REQUIREMENTS> Return only the number of lines holding the word "April".
===== SUPPLIED RECORDS =====
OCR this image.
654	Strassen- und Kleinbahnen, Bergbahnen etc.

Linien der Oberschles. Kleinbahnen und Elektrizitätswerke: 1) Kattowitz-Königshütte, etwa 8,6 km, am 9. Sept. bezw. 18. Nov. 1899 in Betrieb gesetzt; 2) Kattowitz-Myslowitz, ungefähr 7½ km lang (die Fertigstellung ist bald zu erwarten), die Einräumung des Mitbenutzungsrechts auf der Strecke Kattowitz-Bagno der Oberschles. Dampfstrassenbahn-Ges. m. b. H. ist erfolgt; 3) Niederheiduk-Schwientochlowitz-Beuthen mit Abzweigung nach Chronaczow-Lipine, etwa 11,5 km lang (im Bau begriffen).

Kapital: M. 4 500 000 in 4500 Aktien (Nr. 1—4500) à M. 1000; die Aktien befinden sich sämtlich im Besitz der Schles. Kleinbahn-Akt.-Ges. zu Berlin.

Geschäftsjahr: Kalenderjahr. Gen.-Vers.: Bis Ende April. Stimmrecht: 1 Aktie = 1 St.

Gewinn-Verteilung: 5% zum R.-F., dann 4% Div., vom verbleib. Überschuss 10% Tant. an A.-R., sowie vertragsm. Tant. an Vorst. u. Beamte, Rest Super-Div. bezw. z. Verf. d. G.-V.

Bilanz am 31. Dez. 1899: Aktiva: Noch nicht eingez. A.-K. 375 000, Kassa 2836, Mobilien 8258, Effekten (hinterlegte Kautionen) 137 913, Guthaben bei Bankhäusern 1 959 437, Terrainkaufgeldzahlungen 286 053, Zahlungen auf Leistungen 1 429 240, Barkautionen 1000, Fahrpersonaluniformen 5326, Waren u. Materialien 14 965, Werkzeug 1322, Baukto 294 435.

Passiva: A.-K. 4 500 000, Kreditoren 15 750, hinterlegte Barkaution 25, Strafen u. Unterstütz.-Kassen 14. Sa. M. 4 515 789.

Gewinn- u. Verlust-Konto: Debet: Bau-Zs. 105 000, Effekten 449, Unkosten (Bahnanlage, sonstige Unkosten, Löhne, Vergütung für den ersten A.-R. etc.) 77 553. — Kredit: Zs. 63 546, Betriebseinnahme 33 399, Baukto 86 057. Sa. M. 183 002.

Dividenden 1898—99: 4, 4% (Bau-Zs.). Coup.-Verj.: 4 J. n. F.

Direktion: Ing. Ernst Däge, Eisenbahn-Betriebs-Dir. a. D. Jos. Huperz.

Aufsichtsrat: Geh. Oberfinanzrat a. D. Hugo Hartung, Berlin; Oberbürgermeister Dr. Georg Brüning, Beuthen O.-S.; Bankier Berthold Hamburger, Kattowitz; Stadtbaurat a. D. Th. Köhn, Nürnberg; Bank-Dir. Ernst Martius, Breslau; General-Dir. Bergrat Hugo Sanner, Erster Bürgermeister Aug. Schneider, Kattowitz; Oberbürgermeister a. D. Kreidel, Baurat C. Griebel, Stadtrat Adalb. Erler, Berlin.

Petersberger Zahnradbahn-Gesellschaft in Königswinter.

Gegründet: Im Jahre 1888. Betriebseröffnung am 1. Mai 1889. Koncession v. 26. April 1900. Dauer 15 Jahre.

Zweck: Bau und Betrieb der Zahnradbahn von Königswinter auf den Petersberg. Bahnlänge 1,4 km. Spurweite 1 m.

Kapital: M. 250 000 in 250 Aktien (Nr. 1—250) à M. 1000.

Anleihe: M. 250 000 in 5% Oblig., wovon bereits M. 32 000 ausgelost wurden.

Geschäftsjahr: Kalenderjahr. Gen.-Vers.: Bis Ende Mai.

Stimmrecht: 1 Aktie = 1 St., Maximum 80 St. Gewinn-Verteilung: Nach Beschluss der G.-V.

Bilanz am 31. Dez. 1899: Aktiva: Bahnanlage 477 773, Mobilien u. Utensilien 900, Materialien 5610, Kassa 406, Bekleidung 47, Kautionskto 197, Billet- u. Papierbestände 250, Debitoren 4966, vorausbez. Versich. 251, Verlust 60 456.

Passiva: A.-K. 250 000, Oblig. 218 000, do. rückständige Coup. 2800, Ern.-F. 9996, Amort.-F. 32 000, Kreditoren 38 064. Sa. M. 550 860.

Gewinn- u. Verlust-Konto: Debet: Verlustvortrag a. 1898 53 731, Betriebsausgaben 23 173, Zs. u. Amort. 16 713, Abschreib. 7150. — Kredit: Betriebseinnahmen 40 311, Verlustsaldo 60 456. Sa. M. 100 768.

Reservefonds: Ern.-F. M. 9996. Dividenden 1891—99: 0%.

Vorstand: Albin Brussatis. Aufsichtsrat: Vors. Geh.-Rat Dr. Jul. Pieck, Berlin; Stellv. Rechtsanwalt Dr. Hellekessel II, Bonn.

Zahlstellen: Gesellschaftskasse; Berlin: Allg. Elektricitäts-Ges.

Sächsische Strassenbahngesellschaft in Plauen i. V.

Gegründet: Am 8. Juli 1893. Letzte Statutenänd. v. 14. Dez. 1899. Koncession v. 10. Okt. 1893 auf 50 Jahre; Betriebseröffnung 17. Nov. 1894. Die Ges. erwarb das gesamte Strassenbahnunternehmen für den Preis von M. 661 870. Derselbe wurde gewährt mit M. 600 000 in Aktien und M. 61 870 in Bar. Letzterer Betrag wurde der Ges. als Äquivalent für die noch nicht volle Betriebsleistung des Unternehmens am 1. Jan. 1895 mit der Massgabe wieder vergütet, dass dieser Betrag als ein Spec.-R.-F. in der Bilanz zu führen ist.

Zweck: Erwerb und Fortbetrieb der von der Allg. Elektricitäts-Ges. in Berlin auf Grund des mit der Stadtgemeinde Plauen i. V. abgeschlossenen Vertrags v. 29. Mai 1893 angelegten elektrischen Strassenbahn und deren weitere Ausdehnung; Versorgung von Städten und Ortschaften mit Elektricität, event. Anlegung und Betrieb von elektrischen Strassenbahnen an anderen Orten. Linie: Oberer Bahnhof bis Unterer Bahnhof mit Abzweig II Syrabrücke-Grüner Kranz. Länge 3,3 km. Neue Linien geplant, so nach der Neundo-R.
=====
THE RESULT> 2